**EXERCISE TASK:** Write out the material again word for word, dropping any images it holds.

**DATA LISTING:**
━━━
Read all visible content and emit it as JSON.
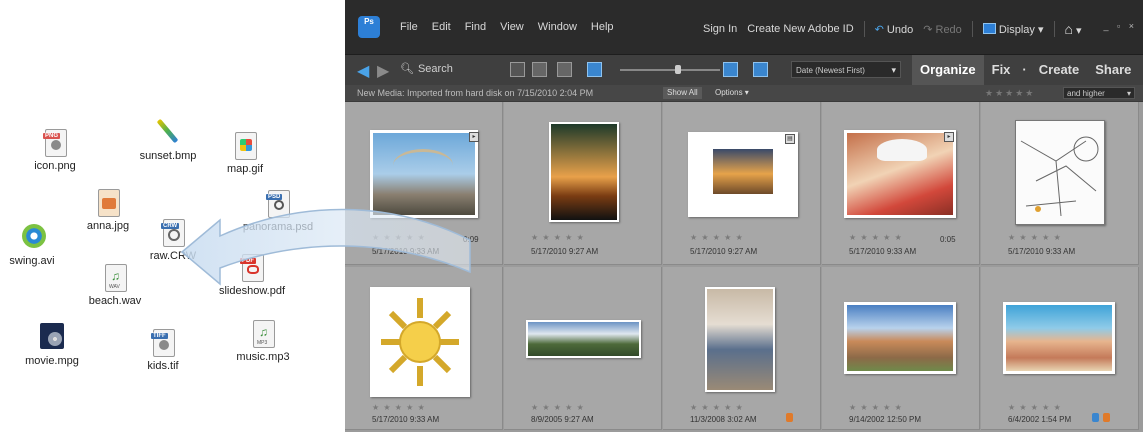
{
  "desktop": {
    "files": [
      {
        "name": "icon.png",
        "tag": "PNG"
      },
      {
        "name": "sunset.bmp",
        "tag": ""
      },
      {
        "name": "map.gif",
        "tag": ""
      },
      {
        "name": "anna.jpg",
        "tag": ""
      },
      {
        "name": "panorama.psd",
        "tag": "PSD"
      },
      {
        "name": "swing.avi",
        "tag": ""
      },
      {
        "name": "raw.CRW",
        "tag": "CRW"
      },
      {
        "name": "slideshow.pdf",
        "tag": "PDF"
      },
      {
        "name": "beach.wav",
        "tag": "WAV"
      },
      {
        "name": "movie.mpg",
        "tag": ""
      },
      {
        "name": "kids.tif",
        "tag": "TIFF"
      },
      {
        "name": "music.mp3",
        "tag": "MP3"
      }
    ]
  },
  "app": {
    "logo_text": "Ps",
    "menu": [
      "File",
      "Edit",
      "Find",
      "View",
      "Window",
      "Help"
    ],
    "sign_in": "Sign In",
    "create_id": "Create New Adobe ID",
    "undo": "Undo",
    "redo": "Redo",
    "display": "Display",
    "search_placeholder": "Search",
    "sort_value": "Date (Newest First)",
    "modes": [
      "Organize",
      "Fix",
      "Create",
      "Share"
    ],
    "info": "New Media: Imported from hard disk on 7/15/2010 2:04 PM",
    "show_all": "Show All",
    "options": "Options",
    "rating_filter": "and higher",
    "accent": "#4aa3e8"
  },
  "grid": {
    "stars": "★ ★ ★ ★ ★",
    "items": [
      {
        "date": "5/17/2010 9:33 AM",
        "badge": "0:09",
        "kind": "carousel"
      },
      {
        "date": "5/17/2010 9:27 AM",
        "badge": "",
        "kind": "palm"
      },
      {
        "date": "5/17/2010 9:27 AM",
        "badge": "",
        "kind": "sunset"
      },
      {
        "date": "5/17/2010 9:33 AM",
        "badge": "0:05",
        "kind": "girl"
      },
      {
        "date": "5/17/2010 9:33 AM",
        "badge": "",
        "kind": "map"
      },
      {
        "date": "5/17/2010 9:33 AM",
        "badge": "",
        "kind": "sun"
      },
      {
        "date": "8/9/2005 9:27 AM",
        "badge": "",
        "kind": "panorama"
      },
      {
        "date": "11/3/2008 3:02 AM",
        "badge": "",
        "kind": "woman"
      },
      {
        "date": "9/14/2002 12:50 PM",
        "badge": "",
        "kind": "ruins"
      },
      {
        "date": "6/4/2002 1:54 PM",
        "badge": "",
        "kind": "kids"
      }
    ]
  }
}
━━━
**EXERCISE ANSWER:**
Read all visible content and emit it as JSON.
{
  "desktop": {
    "files": [
      {
        "name": "icon.png",
        "tag": "PNG"
      },
      {
        "name": "sunset.bmp",
        "tag": ""
      },
      {
        "name": "map.gif",
        "tag": ""
      },
      {
        "name": "anna.jpg",
        "tag": ""
      },
      {
        "name": "panorama.psd",
        "tag": "PSD"
      },
      {
        "name": "swing.avi",
        "tag": ""
      },
      {
        "name": "raw.CRW",
        "tag": "CRW"
      },
      {
        "name": "slideshow.pdf",
        "tag": "PDF"
      },
      {
        "name": "beach.wav",
        "tag": "WAV"
      },
      {
        "name": "movie.mpg",
        "tag": ""
      },
      {
        "name": "kids.tif",
        "tag": "TIFF"
      },
      {
        "name": "music.mp3",
        "tag": "MP3"
      }
    ]
  },
  "app": {
    "logo_text": "Ps",
    "menu": [
      "File",
      "Edit",
      "Find",
      "View",
      "Window",
      "Help"
    ],
    "sign_in": "Sign In",
    "create_id": "Create New Adobe ID",
    "undo": "Undo",
    "redo": "Redo",
    "display": "Display",
    "search_placeholder": "Search",
    "sort_value": "Date (Newest First)",
    "modes": [
      "Organize",
      "Fix",
      "Create",
      "Share"
    ],
    "info": "New Media: Imported from hard disk on 7/15/2010 2:04 PM",
    "show_all": "Show All",
    "options": "Options",
    "rating_filter": "and higher",
    "accent": "#4aa3e8"
  },
  "grid": {
    "stars": "★ ★ ★ ★ ★",
    "items": [
      {
        "date": "5/17/2010 9:33 AM",
        "badge": "0:09",
        "kind": "carousel"
      },
      {
        "date": "5/17/2010 9:27 AM",
        "badge": "",
        "kind": "palm"
      },
      {
        "date": "5/17/2010 9:27 AM",
        "badge": "",
        "kind": "sunset"
      },
      {
        "date": "5/17/2010 9:33 AM",
        "badge": "0:05",
        "kind": "girl"
      },
      {
        "date": "5/17/2010 9:33 AM",
        "badge": "",
        "kind": "map"
      },
      {
        "date": "5/17/2010 9:33 AM",
        "badge": "",
        "kind": "sun"
      },
      {
        "date": "8/9/2005 9:27 AM",
        "badge": "",
        "kind": "panorama"
      },
      {
        "date": "11/3/2008 3:02 AM",
        "badge": "",
        "kind": "woman"
      },
      {
        "date": "9/14/2002 12:50 PM",
        "badge": "",
        "kind": "ruins"
      },
      {
        "date": "6/4/2002 1:54 PM",
        "badge": "",
        "kind": "kids"
      }
    ]
  }
}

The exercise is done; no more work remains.